» **Petunjuk a**: Tulis ulang semua baris daftar yang ada sesudah bacaan, tanpa mengubah satu huruf pun.

====== Bacaan ======

Oleh: Abdillah Toha
Secara sederhana, kata Ulama yang berasal dari bahasa Arab, adalah jamak (plural) dari Alim yang artinya orang berilmu atau ilmuwan. Asal katanya dari ‘alima yang berarti mengetahui dan ‘ilm yang artinya ilmu. Dalam bahasa Indonesia, kata Ulama yang jamak itu dipakai untuk singular sedang untuk yang banyak kita sering menyebutnya sebagai Alim Ulama. Siapa sebenarnya yang berhak menyandang gelar ulama? Adakah syarat-syarat sebelum orang dapat disebut sebagai ulama? Fungsi apa yang diharapkan dari seorang ulama?
Sesungguhnya kata ilmu dan ulama dalam Al-Quran tidak banyak dihubungkan dengan pengetahuan agama tetapi lebih banyak berhubungan dengan penguasaan atas pengetahuan umum. Ayat pertama “iqra bismi rabbika” yang berarti bacalah atas nama Tuhanmu, tidak dibatasi artinya dalam membaca wahyu Allah saja karena masa itu budaya tulis menulis belum populer. Iqra maksudnya jauh lebih luas yakni membaca keagungan ciptaan Tuhan berupa makhluk dan alam semesta. Artinya, manusia diminta untuk meneliti kebesaran Tuhan dengan membaca atau mempelajari seluk beluk alam serta rahasia dalam diri manusia. Lebih dari sepuluh persen kandungan Al-Quran berisi ayat-ayat tentang fenomena alam yang menakjubkan.

====== Data Tercatat ======

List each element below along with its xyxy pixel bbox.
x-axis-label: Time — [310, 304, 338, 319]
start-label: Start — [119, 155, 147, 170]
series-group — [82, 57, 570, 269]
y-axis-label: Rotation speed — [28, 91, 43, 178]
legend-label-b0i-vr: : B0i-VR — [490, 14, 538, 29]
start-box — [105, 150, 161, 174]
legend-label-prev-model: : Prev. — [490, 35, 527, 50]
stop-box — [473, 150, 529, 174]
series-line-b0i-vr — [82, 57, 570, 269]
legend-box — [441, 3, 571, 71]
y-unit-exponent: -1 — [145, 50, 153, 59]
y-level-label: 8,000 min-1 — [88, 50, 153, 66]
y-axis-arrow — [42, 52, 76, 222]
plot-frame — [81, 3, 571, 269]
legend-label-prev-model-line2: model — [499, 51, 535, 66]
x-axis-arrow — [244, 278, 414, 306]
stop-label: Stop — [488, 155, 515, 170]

======

» **Petunjuk b**:
Jawab pertanyaan berikut berdasarkan bacaan di atas.
(i) Kata Ulama adalah bentuk jamak dari kata apa?
(ii) Apa arti "iqra bismi rabbika"?
(iii) Berapa bagian kandungan Al-Quran yang berisi ayat-ayat tentang fenomena alam?

» **Jawaban a**:
List each element below along with its xyxy pixel bbox.
x-axis-label: Time — [310, 304, 338, 319]
start-label: Start — [119, 155, 147, 170]
series-group — [82, 57, 570, 269]
y-axis-label: Rotation speed — [28, 91, 43, 178]
legend-label-b0i-vr: : B0i-VR — [490, 14, 538, 29]
start-box — [105, 150, 161, 174]
legend-label-prev-model: : Prev. — [490, 35, 527, 50]
stop-box — [473, 150, 529, 174]
series-line-b0i-vr — [82, 57, 570, 269]
legend-box — [441, 3, 571, 71]
y-unit-exponent: -1 — [145, 50, 153, 59]
y-level-label: 8,000 min-1 — [88, 50, 153, 66]
y-axis-arrow — [42, 52, 76, 222]
plot-frame — [81, 3, 571, 269]
legend-label-prev-model-line2: model — [499, 51, 535, 66]
x-axis-arrow — [244, 278, 414, 306]
stop-label: Stop — [488, 155, 515, 170]

» **Jawaban b**:
(i) Alim.
(ii) Bacalah atas nama Tuhanmu.
(iii) Lebih dari sepuluh persen.